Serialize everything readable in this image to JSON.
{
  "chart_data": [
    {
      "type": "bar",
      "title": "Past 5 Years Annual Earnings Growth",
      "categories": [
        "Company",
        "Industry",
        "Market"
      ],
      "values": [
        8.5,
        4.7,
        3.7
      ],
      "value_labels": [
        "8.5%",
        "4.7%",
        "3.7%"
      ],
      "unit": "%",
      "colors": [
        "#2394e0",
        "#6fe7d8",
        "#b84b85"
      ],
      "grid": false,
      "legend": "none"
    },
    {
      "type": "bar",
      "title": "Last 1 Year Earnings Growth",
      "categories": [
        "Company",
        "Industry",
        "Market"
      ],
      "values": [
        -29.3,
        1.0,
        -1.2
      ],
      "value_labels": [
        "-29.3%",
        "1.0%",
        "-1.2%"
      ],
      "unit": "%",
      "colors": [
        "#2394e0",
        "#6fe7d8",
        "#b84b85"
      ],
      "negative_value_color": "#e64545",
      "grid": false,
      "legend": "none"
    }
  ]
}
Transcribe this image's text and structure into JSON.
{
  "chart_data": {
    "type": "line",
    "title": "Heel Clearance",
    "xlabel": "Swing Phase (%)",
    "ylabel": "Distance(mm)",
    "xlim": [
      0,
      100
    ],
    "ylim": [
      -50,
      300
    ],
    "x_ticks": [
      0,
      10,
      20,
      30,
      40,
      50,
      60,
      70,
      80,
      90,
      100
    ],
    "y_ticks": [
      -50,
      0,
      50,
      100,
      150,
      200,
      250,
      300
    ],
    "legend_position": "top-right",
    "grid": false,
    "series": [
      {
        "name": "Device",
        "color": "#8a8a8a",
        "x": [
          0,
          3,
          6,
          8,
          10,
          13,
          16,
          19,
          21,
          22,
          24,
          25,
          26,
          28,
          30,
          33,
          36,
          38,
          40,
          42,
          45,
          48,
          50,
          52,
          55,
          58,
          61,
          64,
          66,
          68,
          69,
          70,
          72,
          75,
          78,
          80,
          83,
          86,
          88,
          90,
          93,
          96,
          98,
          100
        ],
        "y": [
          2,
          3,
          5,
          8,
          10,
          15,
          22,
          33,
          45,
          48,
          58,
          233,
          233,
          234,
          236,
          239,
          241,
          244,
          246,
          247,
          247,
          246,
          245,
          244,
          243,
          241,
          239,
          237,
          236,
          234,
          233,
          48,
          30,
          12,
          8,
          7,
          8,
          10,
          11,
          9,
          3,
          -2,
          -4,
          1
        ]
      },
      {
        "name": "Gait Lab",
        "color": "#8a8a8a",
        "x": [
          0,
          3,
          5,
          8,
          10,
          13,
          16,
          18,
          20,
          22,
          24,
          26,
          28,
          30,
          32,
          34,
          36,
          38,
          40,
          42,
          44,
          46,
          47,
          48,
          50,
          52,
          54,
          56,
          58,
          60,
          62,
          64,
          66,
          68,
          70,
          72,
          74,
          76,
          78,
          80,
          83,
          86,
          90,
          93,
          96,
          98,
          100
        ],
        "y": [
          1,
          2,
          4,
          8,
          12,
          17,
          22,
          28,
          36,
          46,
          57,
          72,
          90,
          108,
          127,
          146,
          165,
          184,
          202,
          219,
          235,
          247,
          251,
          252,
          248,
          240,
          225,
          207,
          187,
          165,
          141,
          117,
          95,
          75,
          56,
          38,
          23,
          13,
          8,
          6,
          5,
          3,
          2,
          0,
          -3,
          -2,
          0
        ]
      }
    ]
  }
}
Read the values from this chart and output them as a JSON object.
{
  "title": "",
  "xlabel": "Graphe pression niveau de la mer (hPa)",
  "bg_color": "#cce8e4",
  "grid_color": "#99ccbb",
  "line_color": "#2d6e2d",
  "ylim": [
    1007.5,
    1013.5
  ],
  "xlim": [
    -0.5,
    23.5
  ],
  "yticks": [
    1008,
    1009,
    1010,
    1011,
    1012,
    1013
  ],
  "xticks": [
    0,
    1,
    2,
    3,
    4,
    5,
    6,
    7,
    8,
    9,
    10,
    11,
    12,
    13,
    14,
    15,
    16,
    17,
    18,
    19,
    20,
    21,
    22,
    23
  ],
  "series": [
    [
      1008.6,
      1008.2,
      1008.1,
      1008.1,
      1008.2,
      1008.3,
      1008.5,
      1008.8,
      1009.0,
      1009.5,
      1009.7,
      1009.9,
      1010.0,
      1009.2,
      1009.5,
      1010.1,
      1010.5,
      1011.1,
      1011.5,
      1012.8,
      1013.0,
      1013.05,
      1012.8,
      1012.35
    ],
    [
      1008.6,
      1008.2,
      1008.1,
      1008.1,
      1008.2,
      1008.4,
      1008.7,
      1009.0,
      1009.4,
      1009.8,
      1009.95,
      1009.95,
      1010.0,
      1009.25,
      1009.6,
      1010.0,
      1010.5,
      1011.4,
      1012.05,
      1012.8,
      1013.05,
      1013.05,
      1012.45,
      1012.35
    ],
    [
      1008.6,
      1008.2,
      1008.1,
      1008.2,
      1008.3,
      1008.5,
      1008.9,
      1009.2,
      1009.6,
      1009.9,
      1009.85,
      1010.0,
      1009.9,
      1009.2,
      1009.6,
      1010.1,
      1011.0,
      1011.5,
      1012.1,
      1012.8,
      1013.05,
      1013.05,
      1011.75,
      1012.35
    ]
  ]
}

WHAT NEEDS TO BE DONE -> Find every line above that contains the word "image", and return each one.

PROBLEM SOLUTION ->
Serialize everything readable in this image to JSON.
Transcribe this image's text and structure into JSON.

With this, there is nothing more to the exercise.